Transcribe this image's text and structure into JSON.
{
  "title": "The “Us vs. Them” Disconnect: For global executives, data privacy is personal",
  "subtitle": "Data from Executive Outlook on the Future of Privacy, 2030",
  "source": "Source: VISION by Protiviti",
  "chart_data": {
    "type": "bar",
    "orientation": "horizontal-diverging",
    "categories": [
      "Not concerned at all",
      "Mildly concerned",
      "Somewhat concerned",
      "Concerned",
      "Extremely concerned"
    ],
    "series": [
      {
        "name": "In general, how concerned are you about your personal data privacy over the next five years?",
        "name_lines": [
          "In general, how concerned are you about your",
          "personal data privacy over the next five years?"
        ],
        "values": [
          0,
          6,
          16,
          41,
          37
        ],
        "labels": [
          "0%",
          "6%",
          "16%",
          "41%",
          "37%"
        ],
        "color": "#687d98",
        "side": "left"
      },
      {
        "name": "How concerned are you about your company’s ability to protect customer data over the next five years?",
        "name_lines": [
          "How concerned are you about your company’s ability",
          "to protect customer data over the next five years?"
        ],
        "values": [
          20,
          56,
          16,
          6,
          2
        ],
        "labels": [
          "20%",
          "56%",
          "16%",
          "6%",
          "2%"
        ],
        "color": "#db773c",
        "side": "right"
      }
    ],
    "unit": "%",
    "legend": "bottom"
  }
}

- - -

◆ **Written problem**
Copy the material above back out, exactly as written.

◆ **Solution to this task**
Transcribe this image's text and structure into JSON.
{
  "title": "The “Us vs. Them” Disconnect: For global executives, data privacy is personal",
  "subtitle": "Data from Executive Outlook on the Future of Privacy, 2030",
  "source": "Source: VISION by Protiviti",
  "chart_data": {
    "type": "bar",
    "orientation": "horizontal-diverging",
    "categories": [
      "Not concerned at all",
      "Mildly concerned",
      "Somewhat concerned",
      "Concerned",
      "Extremely concerned"
    ],
    "series": [
      {
        "name": "In general, how concerned are you about your personal data privacy over the next five years?",
        "name_lines": [
          "In general, how concerned are you about your",
          "personal data privacy over the next five years?"
        ],
        "values": [
          0,
          6,
          16,
          41,
          37
        ],
        "labels": [
          "0%",
          "6%",
          "16%",
          "41%",
          "37%"
        ],
        "color": "#687d98",
        "side": "left"
      },
      {
        "name": "How concerned are you about your company’s ability to protect customer data over the next five years?",
        "name_lines": [
          "How concerned are you about your company’s ability",
          "to protect customer data over the next five years?"
        ],
        "values": [
          20,
          56,
          16,
          6,
          2
        ],
        "labels": [
          "20%",
          "56%",
          "16%",
          "6%",
          "2%"
        ],
        "color": "#db773c",
        "side": "right"
      }
    ],
    "unit": "%",
    "legend": "bottom"
  }
}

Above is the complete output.